> [WORK INSTRUCTIONS]
Pictures stay out of your copy, but everything else in the records below must be repeated exactly.

> [GIVEN ENTRIES]
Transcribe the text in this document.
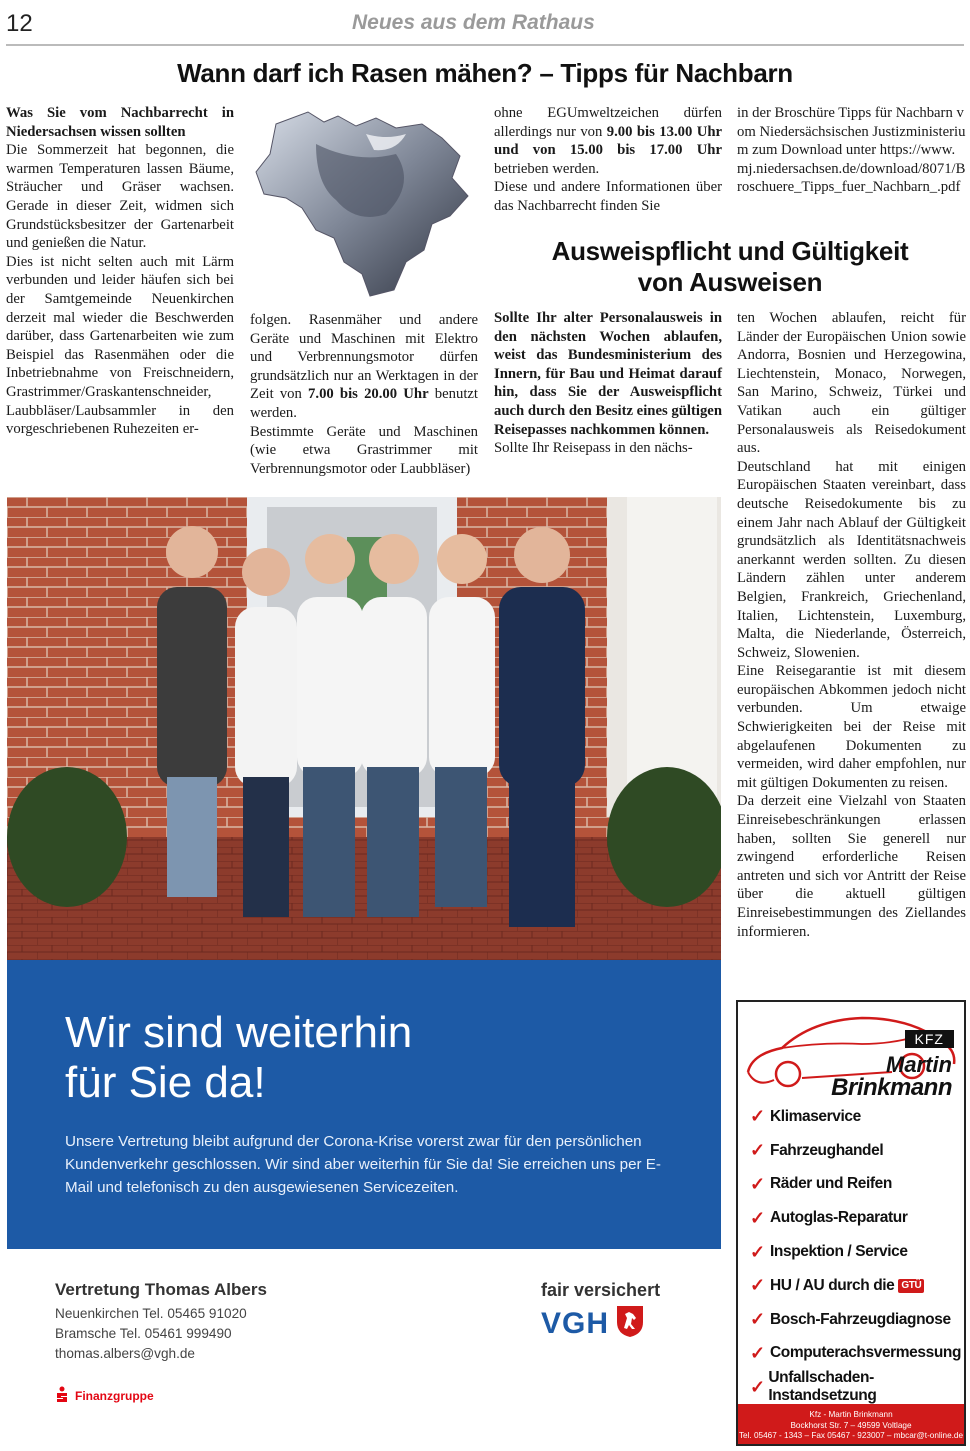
12	Neues aus dem Rathaus
Wann darf ich Rasen mähen? – Tipps für Nachbarn

Was Sie vom Nachbarrecht in Niedersachsen wissen sollten

Die Sommerzeit hat begonnen, die warmen Temperaturen lassen Bäume, Sträucher und Gräser wachsen. Gerade in dieser Zeit, widmen sich Grundstücksbesitzer der Gartenarbeit und genießen die Natur.

Dies ist nicht selten auch mit Lärm verbunden und leider häufen sich bei der Samtgemeinde Neuenkirchen derzeit mal wieder die Beschwerden darüber, dass Gartenarbeiten wie zum Beispiel das Rasenmähen oder die Inbetriebnahme von Freischneidern, Grastrimmer/Graskantenschneider, Laubbläser/Laubsammler in den vorgeschriebenen Ruhezeiten er-

folgen. Rasenmäher und andere Geräte und Maschinen mit Elektro und Verbrennungsmotor dürfen grundsätzlich nur an Werktagen in der Zeit von 7.00 bis 20.00 Uhr benutzt werden.

Bestimmte Geräte und Maschinen (wie etwa Grastrimmer mit Verbrennungsmotor oder Laubbläser)

ohne EGUmweltzeichen dürfen allerdings nur von 9.00 bis 13.00 Uhr und von 15.00 bis 17.00 Uhr betrieben werden.

Diese und andere Informationen über das Nachbarrecht finden Sie

in der Broschüre Tipps für Nachbarn vom Niedersächsischen Justizministerium zum Download unter https://www.mj.niedersachsen.de/download/8071/Broschuere_Tipps_fuer_Nachbarn_.pdf

Ausweispflicht und Gültigkeit
von Ausweisen

Sollte Ihr alter Personalausweis in den nächsten Wochen ablaufen, weist das Bundesministerium des Innern, für Bau und Heimat darauf hin, dass Sie der Ausweispflicht auch durch den Besitz eines gültigen Reisepasses nachkommen können.

Sollte Ihr Reisepass in den nächs-

ten Wochen ablaufen, reicht für Länder der Europäischen Union sowie Andorra, Bosnien und Herzegowina, Liechtenstein, Monaco, Norwegen, San Marino, Schweiz, Türkei und Vatikan auch ein gültiger Personalausweis als Reisedokument aus.

Deutschland hat mit einigen Europäischen Staaten vereinbart, dass deutsche Reisedokumente bis zu einem Jahr nach Ablauf der Gültigkeit grundsätzlich als Identitätsnachweis anerkannt werden sollten. Zu diesen Ländern zählen unter anderem Belgien, Frankreich, Griechenland, Italien, Lichtenstein, Luxemburg, Malta, die Niederlande, Österreich, Schweiz, Slowenien.

Eine Reisegarantie ist mit diesem europäischen Abkommen jedoch nicht verbunden. Um etwaige Schwierigkeiten bei der Reise mit abgelaufenen Dokumenten zu vermeiden, wird daher empfohlen, nur mit gültigen Dokumenten zu reisen.

Da derzeit eine Vielzahl von Staaten Einreisebeschränkungen erlassen haben, sollten Sie generell nur zwingend erforderliche Reisen antreten und sich vor Antritt der Reise über die aktuell gültigen Einreisebestimmungen des Ziellandes informieren.

Wir sind weiterhin
für Sie da!
Unsere Vertretung bleibt aufgrund der Corona-Krise vorerst zwar für den persönlichen Kundenverkehr geschlossen. Wir sind aber weiterhin für Sie da! Sie erreichen uns per E-Mail und telefonisch zu den ausgewiesenen Servicezeiten.
Vertretung Thomas Albers
Neuenkirchen Tel. 05465 91020
Bramsche Tel. 05461 999490
thomas.albers@vgh.de
fair versichert
VGH
Finanzgruppe
KFZ
Martin
Brinkmann
✓ Klimaservice
✓ Fahrzeughandel
✓ Räder und Reifen
✓ Autoglas-Reparatur
✓ Inspektion / Service
✓ HU / AU durch die GTÜ
✓ Bosch-Fahrzeugdiagnose
✓ Computerachsvermessung
✓ Unfallschaden-Instandsetzung
Kfz - Martin Brinkmann
Bockhorst Str. 7 – 49599 Voltlage
Tel. 05467 - 1343 – Fax 05467 - 923007 – mbcar@t-online.de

> [WRITTEN RESPONSE]
Transcribe the text in this document.
12	Neues aus dem Rathaus
Wann darf ich Rasen mähen? – Tipps für Nachbarn

Was Sie vom Nachbarrecht in Niedersachsen wissen sollten

Die Sommerzeit hat begonnen, die warmen Temperaturen lassen Bäume, Sträucher und Gräser wachsen. Gerade in dieser Zeit, widmen sich Grundstücksbesitzer der Gartenarbeit und genießen die Natur.

Dies ist nicht selten auch mit Lärm verbunden und leider häufen sich bei der Samtgemeinde Neuenkirchen derzeit mal wieder die Beschwerden darüber, dass Gartenarbeiten wie zum Beispiel das Rasenmähen oder die Inbetriebnahme von Freischneidern, Grastrimmer/Graskantenschneider, Laubbläser/Laubsammler in den vorgeschriebenen Ruhezeiten er-

folgen. Rasenmäher und andere Geräte und Maschinen mit Elektro und Verbrennungsmotor dürfen grundsätzlich nur an Werktagen in der Zeit von 7.00 bis 20.00 Uhr benutzt werden.

Bestimmte Geräte und Maschinen (wie etwa Grastrimmer mit Verbrennungsmotor oder Laubbläser)

ohne EGUmweltzeichen dürfen allerdings nur von 9.00 bis 13.00 Uhr und von 15.00 bis 17.00 Uhr betrieben werden.

Diese und andere Informationen über das Nachbarrecht finden Sie

in der Broschüre Tipps für Nachbarn vom Niedersächsischen Justizministerium zum Download unter https://www.mj.niedersachsen.de/download/8071/Broschuere_Tipps_fuer_Nachbarn_.pdf

Ausweispflicht und Gültigkeit
von Ausweisen

Sollte Ihr alter Personalausweis in den nächsten Wochen ablaufen, weist das Bundesministerium des Innern, für Bau und Heimat darauf hin, dass Sie der Ausweispflicht auch durch den Besitz eines gültigen Reisepasses nachkommen können.

Sollte Ihr Reisepass in den nächs-

ten Wochen ablaufen, reicht für Länder der Europäischen Union sowie Andorra, Bosnien und Herzegowina, Liechtenstein, Monaco, Norwegen, San Marino, Schweiz, Türkei und Vatikan auch ein gültiger Personalausweis als Reisedokument aus.

Deutschland hat mit einigen Europäischen Staaten vereinbart, dass deutsche Reisedokumente bis zu einem Jahr nach Ablauf der Gültigkeit grundsätzlich als Identitätsnachweis anerkannt werden sollten. Zu diesen Ländern zählen unter anderem Belgien, Frankreich, Griechenland, Italien, Lichtenstein, Luxemburg, Malta, die Niederlande, Österreich, Schweiz, Slowenien.

Eine Reisegarantie ist mit diesem europäischen Abkommen jedoch nicht verbunden. Um etwaige Schwierigkeiten bei der Reise mit abgelaufenen Dokumenten zu vermeiden, wird daher empfohlen, nur mit gültigen Dokumenten zu reisen.

Da derzeit eine Vielzahl von Staaten Einreisebeschränkungen erlassen haben, sollten Sie generell nur zwingend erforderliche Reisen antreten und sich vor Antritt der Reise über die aktuell gültigen Einreisebestimmungen des Ziellandes informieren.

Wir sind weiterhin
für Sie da!
Unsere Vertretung bleibt aufgrund der Corona-Krise vorerst zwar für den persönlichen Kundenverkehr geschlossen. Wir sind aber weiterhin für Sie da! Sie erreichen uns per E-Mail und telefonisch zu den ausgewiesenen Servicezeiten.
Vertretung Thomas Albers
Neuenkirchen Tel. 05465 91020
Bramsche Tel. 05461 999490
thomas.albers@vgh.de
fair versichert
VGH
Finanzgruppe
KFZ
Martin
Brinkmann
✓ Klimaservice
✓ Fahrzeughandel
✓ Räder und Reifen
✓ Autoglas-Reparatur
✓ Inspektion / Service
✓ HU / AU durch die GTÜ
✓ Bosch-Fahrzeugdiagnose
✓ Computerachsvermessung
✓ Unfallschaden-Instandsetzung
Kfz - Martin Brinkmann
Bockhorst Str. 7 – 49599 Voltlage
Tel. 05467 - 1343 – Fax 05467 - 923007 – mbcar@t-online.de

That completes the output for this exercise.